Your instructions: List each line of the data that holds the word "title".

Records that describe figures:
----

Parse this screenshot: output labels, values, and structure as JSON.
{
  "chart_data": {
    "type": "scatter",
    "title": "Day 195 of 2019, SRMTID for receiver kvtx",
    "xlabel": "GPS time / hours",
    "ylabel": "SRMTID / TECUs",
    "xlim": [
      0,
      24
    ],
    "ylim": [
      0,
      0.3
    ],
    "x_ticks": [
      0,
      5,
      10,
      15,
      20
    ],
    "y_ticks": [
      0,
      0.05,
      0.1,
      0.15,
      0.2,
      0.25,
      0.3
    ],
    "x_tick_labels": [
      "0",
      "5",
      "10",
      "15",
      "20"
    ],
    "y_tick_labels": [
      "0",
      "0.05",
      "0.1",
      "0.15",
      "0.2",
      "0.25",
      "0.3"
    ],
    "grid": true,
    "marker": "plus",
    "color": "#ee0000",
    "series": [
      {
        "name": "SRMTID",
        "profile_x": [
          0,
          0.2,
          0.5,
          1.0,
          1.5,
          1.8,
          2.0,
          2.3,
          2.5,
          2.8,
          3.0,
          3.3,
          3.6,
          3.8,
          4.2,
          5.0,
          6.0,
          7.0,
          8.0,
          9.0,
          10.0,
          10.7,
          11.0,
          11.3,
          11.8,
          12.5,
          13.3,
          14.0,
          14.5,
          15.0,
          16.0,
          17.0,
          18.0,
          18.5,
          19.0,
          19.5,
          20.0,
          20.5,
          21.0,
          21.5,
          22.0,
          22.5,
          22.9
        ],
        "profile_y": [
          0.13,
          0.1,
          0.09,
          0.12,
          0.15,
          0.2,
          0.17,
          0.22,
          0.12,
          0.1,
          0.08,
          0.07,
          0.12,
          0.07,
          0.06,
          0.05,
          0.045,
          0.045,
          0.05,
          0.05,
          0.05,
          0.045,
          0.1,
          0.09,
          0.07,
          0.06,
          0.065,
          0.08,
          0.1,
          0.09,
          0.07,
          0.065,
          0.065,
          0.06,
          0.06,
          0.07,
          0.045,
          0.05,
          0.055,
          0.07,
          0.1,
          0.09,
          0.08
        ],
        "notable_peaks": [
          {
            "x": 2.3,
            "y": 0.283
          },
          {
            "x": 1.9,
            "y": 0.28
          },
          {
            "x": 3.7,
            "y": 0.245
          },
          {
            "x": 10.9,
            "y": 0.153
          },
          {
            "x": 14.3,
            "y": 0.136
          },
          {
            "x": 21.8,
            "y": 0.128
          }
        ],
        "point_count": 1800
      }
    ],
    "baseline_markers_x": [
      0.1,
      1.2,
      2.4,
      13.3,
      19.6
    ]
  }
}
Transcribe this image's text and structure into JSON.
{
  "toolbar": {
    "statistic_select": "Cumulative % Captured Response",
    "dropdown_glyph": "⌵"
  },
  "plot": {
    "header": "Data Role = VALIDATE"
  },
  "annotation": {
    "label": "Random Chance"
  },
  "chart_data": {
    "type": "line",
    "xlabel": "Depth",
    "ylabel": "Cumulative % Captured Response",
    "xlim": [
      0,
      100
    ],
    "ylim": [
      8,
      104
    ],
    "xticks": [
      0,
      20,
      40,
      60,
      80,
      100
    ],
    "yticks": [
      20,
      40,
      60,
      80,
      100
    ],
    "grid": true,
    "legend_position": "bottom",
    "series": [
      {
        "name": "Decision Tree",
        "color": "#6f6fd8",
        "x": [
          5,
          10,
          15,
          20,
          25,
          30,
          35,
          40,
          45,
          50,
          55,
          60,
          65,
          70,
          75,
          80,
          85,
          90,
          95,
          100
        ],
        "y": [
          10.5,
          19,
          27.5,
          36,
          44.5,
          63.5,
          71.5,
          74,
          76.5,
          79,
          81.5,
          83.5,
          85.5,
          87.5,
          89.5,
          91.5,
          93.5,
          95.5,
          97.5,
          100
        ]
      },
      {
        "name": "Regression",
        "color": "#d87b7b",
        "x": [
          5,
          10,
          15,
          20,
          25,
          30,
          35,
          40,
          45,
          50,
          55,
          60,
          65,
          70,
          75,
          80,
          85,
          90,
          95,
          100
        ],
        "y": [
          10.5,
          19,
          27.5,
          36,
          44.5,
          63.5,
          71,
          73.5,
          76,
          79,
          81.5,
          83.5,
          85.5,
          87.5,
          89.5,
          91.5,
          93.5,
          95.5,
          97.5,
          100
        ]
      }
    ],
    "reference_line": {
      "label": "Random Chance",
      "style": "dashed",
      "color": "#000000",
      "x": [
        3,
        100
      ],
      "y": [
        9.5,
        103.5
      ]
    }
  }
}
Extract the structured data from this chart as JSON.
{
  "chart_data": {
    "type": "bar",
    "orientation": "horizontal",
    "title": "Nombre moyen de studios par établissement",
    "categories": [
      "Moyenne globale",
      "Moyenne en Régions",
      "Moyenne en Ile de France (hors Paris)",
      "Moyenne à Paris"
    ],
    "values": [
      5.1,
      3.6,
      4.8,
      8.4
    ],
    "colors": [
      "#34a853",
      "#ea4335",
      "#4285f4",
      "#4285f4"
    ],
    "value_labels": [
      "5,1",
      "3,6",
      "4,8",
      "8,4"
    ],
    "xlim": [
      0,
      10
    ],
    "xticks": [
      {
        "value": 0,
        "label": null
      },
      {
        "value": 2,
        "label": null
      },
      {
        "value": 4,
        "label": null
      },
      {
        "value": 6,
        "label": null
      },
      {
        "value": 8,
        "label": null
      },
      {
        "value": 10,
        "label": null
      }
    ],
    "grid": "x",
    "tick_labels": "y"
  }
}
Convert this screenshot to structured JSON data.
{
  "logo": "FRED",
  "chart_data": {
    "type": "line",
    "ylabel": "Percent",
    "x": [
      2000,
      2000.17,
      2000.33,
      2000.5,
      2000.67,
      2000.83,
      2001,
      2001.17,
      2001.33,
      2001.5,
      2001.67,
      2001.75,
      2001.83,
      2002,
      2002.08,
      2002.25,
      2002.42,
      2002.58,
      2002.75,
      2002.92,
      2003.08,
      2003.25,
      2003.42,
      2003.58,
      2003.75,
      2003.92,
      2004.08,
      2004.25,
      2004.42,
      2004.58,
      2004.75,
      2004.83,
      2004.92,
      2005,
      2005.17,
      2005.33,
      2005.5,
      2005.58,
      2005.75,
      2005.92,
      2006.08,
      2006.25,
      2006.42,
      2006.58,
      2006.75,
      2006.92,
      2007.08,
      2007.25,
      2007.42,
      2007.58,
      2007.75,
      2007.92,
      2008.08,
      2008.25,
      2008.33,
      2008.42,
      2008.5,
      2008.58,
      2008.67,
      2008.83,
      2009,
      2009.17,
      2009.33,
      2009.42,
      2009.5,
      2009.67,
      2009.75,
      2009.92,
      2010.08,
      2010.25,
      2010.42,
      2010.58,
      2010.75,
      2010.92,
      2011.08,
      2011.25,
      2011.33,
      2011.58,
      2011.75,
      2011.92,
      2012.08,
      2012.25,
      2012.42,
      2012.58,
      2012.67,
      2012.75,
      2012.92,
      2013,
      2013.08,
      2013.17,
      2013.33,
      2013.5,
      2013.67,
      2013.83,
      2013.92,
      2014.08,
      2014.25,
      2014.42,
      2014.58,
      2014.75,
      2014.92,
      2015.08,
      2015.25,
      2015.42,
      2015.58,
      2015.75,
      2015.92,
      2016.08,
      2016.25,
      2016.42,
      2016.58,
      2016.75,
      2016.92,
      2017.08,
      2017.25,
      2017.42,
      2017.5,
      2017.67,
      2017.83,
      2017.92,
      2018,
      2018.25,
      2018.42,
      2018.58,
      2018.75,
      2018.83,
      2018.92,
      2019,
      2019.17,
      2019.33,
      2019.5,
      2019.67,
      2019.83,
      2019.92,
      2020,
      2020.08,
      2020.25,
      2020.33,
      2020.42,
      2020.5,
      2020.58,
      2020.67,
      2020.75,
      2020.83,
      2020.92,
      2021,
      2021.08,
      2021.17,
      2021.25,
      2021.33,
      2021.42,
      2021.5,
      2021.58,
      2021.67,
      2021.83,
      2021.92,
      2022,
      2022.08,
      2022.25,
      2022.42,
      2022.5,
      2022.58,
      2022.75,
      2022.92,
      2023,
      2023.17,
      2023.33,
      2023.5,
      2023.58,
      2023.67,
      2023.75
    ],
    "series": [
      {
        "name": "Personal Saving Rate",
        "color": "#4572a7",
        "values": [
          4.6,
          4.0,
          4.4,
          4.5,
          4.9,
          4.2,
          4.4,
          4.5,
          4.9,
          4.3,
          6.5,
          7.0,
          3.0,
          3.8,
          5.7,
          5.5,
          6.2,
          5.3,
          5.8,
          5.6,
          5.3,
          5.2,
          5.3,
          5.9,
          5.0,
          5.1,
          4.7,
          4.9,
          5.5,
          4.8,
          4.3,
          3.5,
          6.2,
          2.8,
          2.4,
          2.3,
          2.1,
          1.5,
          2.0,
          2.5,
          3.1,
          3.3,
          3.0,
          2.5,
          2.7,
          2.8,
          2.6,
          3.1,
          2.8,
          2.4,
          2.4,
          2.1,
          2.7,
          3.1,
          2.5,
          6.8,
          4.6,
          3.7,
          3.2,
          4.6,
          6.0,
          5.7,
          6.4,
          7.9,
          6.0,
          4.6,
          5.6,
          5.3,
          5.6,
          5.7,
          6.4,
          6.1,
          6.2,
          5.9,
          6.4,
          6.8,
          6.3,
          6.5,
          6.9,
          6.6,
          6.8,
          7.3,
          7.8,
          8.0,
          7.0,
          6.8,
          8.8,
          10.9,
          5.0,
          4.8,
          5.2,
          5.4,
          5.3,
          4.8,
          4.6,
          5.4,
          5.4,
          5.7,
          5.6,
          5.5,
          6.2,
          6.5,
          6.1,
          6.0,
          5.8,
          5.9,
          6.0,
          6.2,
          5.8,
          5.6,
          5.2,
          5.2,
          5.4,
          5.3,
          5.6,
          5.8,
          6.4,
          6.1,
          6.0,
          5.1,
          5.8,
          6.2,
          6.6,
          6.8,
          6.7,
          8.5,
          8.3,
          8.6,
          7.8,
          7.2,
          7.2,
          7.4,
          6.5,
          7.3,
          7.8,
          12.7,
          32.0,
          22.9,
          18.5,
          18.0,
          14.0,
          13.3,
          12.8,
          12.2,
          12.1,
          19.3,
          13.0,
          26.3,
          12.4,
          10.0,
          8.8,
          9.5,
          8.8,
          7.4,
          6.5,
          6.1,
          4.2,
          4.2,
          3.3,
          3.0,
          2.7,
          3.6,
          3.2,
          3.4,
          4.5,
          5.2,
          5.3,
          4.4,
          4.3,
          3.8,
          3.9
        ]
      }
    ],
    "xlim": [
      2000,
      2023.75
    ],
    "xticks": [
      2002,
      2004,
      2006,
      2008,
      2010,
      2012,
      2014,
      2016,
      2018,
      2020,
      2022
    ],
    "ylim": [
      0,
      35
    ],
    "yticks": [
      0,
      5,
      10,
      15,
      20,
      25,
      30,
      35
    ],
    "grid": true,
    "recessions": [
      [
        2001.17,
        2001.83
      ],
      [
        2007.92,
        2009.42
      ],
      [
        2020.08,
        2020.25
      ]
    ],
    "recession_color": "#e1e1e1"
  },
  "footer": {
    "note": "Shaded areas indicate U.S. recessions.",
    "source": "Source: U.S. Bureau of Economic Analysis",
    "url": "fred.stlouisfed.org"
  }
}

----

Result below:
    "title": "Day 195 of 2019, SRMTID for receiver kvtx",
    "title": "Nombre moyen de studios par établissement",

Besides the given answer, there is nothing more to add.